◆ **What is required**:
Each record is to be printed again precisely as it reads.
--- Records supplied Enclosed Below ---
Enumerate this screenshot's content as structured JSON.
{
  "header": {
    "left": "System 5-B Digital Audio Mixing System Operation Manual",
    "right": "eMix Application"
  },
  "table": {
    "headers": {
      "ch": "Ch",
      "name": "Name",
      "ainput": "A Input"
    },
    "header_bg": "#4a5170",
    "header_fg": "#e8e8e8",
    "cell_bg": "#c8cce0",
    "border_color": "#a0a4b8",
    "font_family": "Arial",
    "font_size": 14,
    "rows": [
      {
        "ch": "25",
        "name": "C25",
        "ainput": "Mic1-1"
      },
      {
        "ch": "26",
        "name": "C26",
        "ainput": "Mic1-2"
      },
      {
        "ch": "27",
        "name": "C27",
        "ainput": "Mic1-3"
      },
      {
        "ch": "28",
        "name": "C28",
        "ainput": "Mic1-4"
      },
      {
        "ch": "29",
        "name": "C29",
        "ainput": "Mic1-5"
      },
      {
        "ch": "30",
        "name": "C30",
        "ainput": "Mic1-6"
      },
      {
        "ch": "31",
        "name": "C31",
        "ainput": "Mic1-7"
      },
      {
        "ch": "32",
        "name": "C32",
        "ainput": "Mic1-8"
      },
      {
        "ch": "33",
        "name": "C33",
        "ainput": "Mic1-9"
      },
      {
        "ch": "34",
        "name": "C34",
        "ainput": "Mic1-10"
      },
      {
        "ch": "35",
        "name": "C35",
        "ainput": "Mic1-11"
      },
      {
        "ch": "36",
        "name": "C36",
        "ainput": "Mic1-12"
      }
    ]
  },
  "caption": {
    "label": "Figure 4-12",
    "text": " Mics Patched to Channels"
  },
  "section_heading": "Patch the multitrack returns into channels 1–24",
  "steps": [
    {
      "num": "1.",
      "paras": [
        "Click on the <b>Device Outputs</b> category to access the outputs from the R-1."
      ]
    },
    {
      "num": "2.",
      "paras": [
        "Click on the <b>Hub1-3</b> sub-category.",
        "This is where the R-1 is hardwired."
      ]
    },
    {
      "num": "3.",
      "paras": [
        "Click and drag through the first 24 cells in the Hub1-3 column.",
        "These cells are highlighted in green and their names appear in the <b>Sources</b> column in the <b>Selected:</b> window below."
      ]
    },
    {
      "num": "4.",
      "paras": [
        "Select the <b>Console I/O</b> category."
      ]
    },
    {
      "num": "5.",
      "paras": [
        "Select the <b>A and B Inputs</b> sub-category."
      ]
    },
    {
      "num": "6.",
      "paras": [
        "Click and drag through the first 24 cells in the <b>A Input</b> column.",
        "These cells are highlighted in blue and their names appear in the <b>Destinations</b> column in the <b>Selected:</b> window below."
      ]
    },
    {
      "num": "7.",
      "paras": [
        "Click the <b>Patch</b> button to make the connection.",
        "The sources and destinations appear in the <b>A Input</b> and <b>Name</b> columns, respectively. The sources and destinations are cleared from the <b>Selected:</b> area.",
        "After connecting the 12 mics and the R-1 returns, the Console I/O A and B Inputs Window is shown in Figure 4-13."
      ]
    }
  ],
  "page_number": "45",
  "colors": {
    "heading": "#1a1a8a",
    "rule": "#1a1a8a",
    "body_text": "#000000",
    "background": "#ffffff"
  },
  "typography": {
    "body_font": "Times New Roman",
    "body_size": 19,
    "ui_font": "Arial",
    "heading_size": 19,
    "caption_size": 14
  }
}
--- End of Enclosed Records supplied ---
◆ **Written reply**:
Enumerate this screenshot's content as structured JSON.
{
  "header": {
    "left": "System 5-B Digital Audio Mixing System Operation Manual",
    "right": "eMix Application"
  },
  "table": {
    "headers": {
      "ch": "Ch",
      "name": "Name",
      "ainput": "A Input"
    },
    "header_bg": "#4a5170",
    "header_fg": "#e8e8e8",
    "cell_bg": "#c8cce0",
    "border_color": "#a0a4b8",
    "font_family": "Arial",
    "font_size": 14,
    "rows": [
      {
        "ch": "25",
        "name": "C25",
        "ainput": "Mic1-1"
      },
      {
        "ch": "26",
        "name": "C26",
        "ainput": "Mic1-2"
      },
      {
        "ch": "27",
        "name": "C27",
        "ainput": "Mic1-3"
      },
      {
        "ch": "28",
        "name": "C28",
        "ainput": "Mic1-4"
      },
      {
        "ch": "29",
        "name": "C29",
        "ainput": "Mic1-5"
      },
      {
        "ch": "30",
        "name": "C30",
        "ainput": "Mic1-6"
      },
      {
        "ch": "31",
        "name": "C31",
        "ainput": "Mic1-7"
      },
      {
        "ch": "32",
        "name": "C32",
        "ainput": "Mic1-8"
      },
      {
        "ch": "33",
        "name": "C33",
        "ainput": "Mic1-9"
      },
      {
        "ch": "34",
        "name": "C34",
        "ainput": "Mic1-10"
      },
      {
        "ch": "35",
        "name": "C35",
        "ainput": "Mic1-11"
      },
      {
        "ch": "36",
        "name": "C36",
        "ainput": "Mic1-12"
      }
    ]
  },
  "caption": {
    "label": "Figure 4-12",
    "text": " Mics Patched to Channels"
  },
  "section_heading": "Patch the multitrack returns into channels 1–24",
  "steps": [
    {
      "num": "1.",
      "paras": [
        "Click on the <b>Device Outputs</b> category to access the outputs from the R-1."
      ]
    },
    {
      "num": "2.",
      "paras": [
        "Click on the <b>Hub1-3</b> sub-category.",
        "This is where the R-1 is hardwired."
      ]
    },
    {
      "num": "3.",
      "paras": [
        "Click and drag through the first 24 cells in the Hub1-3 column.",
        "These cells are highlighted in green and their names appear in the <b>Sources</b> column in the <b>Selected:</b> window below."
      ]
    },
    {
      "num": "4.",
      "paras": [
        "Select the <b>Console I/O</b> category."
      ]
    },
    {
      "num": "5.",
      "paras": [
        "Select the <b>A and B Inputs</b> sub-category."
      ]
    },
    {
      "num": "6.",
      "paras": [
        "Click and drag through the first 24 cells in the <b>A Input</b> column.",
        "These cells are highlighted in blue and their names appear in the <b>Destinations</b> column in the <b>Selected:</b> window below."
      ]
    },
    {
      "num": "7.",
      "paras": [
        "Click the <b>Patch</b> button to make the connection.",
        "The sources and destinations appear in the <b>A Input</b> and <b>Name</b> columns, respectively. The sources and destinations are cleared from the <b>Selected:</b> area.",
        "After connecting the 12 mics and the R-1 returns, the Console I/O A and B Inputs Window is shown in Figure 4-13."
      ]
    }
  ],
  "page_number": "45",
  "colors": {
    "heading": "#1a1a8a",
    "rule": "#1a1a8a",
    "body_text": "#000000",
    "background": "#ffffff"
  },
  "typography": {
    "body_font": "Times New Roman",
    "body_size": 19,
    "ui_font": "Arial",
    "heading_size": 19,
    "caption_size": 14
  }
}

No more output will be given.